--- Problem to solve ---
Extract each line where the string "JSON" shows up.

--- Supplied records ---
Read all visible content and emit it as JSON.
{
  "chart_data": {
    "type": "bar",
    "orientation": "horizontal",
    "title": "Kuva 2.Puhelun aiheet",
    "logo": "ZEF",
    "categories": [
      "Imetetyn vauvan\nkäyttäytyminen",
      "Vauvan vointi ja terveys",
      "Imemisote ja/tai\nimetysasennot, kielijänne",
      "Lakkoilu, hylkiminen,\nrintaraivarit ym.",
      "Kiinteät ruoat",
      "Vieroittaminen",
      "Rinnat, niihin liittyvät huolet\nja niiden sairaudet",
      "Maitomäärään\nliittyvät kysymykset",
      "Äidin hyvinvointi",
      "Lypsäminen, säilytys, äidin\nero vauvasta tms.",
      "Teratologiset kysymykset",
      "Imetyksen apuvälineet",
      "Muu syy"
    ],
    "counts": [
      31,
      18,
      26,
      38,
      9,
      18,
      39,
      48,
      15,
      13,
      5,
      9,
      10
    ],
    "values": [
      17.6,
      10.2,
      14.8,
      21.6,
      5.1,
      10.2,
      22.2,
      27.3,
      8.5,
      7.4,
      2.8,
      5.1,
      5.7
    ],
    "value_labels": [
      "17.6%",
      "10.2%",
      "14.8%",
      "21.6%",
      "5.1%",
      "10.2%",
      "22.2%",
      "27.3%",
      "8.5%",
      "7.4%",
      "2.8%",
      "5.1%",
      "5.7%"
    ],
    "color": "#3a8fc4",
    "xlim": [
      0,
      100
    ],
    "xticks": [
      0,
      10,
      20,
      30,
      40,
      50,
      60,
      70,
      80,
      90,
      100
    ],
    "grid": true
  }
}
---
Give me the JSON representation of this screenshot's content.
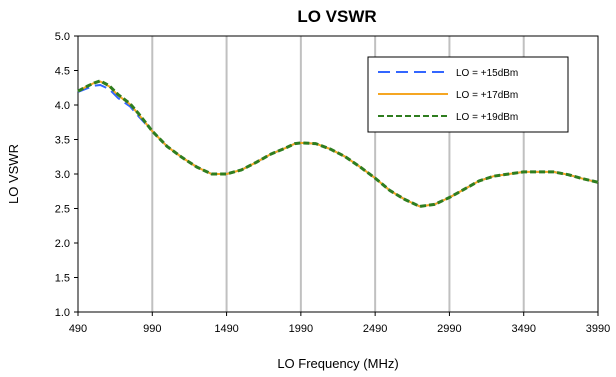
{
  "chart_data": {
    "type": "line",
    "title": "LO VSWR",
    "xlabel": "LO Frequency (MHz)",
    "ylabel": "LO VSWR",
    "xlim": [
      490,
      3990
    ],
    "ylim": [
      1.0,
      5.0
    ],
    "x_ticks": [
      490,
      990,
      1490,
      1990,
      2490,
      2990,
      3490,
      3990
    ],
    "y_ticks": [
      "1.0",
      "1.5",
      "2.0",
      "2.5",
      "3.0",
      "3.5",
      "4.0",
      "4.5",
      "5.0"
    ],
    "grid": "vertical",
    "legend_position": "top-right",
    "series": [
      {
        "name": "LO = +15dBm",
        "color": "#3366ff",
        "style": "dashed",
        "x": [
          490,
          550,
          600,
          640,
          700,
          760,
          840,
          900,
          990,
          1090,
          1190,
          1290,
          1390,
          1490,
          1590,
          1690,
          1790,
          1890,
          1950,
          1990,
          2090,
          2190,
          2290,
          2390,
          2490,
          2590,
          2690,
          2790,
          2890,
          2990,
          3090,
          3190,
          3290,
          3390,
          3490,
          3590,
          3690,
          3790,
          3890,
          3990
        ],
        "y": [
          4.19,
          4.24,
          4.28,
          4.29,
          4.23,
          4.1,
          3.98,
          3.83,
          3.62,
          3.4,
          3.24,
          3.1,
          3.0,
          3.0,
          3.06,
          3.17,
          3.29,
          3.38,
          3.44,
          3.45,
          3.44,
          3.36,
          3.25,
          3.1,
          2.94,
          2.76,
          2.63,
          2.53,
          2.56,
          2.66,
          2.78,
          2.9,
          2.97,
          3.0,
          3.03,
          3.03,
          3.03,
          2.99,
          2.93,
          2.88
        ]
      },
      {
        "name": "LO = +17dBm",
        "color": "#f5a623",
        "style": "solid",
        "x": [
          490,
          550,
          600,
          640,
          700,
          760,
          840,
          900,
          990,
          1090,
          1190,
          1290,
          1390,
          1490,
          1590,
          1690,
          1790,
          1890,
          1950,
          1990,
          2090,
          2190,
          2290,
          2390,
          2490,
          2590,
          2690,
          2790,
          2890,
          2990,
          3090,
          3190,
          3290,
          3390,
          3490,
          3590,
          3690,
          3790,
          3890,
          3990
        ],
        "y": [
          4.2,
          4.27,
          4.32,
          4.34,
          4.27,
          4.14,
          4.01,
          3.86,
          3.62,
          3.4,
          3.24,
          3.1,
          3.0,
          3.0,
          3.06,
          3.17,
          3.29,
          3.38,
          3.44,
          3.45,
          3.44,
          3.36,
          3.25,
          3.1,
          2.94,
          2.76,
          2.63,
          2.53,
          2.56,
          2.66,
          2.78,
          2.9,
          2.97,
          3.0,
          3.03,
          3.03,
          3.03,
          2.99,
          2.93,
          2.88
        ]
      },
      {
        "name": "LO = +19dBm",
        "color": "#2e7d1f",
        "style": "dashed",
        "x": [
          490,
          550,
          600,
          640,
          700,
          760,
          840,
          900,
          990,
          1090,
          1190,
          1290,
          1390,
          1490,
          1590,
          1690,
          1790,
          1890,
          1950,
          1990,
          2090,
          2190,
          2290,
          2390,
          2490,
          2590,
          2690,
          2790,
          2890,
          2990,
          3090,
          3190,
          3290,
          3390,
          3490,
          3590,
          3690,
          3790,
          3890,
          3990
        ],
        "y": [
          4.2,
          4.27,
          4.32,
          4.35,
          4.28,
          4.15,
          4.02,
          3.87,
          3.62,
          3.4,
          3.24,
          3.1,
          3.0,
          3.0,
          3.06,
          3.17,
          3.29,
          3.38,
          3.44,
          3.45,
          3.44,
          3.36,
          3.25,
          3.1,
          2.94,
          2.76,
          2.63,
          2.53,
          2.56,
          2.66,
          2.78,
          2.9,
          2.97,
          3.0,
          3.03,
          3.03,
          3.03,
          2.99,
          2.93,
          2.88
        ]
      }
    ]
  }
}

--- Task solution ---
Read all visible content and emit it as JSON.
Give me the JSON representation of this screenshot's content.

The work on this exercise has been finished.